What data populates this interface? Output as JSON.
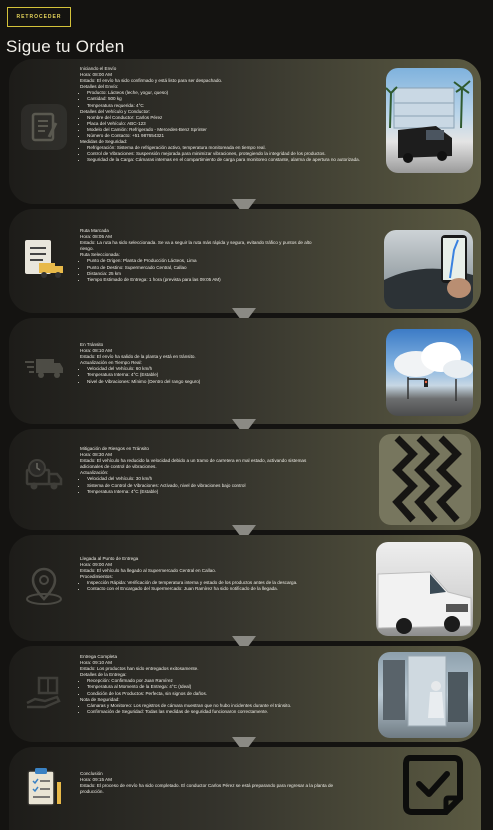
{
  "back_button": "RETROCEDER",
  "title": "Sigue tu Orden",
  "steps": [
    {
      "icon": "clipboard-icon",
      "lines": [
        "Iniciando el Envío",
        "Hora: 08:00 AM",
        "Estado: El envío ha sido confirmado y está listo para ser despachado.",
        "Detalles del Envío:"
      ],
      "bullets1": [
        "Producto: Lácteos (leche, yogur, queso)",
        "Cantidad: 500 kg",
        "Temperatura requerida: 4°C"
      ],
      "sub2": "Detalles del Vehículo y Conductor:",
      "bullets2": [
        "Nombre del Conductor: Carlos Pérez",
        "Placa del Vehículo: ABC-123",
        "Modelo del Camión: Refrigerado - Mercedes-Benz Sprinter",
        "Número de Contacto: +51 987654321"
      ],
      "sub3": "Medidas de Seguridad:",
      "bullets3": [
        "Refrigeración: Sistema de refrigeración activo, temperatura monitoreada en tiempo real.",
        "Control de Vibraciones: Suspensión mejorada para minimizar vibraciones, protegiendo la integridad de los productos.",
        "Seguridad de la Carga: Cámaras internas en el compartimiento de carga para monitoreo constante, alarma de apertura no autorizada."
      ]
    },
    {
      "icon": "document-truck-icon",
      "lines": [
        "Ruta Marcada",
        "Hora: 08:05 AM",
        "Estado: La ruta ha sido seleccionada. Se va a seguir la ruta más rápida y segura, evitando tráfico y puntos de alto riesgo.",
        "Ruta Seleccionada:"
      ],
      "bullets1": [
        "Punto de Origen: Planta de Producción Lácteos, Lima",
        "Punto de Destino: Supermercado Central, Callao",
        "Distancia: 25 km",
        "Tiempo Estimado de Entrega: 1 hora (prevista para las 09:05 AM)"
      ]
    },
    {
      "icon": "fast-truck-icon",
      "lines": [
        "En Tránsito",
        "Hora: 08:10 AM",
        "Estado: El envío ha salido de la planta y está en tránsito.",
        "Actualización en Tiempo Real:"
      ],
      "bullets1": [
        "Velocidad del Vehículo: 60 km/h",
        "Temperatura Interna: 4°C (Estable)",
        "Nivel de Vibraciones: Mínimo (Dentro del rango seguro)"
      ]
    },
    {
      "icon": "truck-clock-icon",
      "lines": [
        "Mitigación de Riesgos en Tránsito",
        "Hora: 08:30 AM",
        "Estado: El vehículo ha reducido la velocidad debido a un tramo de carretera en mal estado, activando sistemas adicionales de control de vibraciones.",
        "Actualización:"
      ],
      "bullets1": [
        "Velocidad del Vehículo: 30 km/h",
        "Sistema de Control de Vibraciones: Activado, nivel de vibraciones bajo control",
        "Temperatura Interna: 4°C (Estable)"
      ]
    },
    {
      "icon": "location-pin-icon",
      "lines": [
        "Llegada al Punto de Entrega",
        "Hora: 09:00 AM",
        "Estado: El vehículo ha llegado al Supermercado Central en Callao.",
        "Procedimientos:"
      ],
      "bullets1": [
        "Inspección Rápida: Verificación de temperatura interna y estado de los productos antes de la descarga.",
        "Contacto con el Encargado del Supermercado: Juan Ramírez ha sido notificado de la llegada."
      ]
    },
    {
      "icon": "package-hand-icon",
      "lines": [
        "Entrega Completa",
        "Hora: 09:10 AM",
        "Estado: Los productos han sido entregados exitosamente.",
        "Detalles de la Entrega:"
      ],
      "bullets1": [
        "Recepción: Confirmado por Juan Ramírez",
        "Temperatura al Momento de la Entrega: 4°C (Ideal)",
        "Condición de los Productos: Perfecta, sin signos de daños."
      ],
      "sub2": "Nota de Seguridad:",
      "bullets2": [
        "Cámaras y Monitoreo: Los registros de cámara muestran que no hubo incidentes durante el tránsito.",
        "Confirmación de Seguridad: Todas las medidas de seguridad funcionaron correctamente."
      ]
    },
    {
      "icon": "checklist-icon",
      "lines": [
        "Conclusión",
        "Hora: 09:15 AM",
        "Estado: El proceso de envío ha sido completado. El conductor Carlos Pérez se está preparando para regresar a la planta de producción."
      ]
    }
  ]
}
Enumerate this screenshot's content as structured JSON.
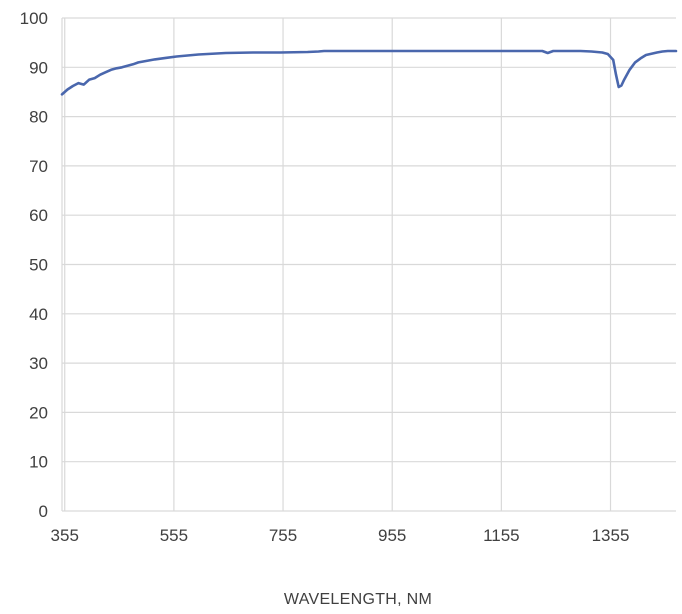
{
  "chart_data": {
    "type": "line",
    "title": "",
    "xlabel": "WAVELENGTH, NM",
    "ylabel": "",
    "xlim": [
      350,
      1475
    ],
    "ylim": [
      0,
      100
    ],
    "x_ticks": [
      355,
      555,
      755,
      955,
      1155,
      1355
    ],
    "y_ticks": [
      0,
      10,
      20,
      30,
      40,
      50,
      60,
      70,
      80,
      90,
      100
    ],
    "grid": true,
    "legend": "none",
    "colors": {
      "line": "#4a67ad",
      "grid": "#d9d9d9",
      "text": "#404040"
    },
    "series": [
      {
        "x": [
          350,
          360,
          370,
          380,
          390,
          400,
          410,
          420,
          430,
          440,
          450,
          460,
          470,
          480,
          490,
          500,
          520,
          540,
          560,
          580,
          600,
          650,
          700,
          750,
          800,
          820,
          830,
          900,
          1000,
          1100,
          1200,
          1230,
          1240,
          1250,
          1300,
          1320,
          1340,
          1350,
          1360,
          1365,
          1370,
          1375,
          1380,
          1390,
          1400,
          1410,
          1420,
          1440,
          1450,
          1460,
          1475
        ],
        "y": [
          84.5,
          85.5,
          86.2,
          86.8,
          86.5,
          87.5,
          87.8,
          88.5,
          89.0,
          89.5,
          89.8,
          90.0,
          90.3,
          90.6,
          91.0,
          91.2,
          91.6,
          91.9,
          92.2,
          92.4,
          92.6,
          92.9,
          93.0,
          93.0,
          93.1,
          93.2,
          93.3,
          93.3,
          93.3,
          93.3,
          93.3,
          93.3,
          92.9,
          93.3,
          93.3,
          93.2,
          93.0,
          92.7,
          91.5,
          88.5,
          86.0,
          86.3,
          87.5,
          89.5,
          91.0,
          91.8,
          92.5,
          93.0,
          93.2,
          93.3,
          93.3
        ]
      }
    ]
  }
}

____________

_YOUR OBJECTIVE_: From the data above, show each line that contains "this".

_REPLY_:
What data populates this interface? Output as JSON.
Enumerate this screenshot's content as structured JSON.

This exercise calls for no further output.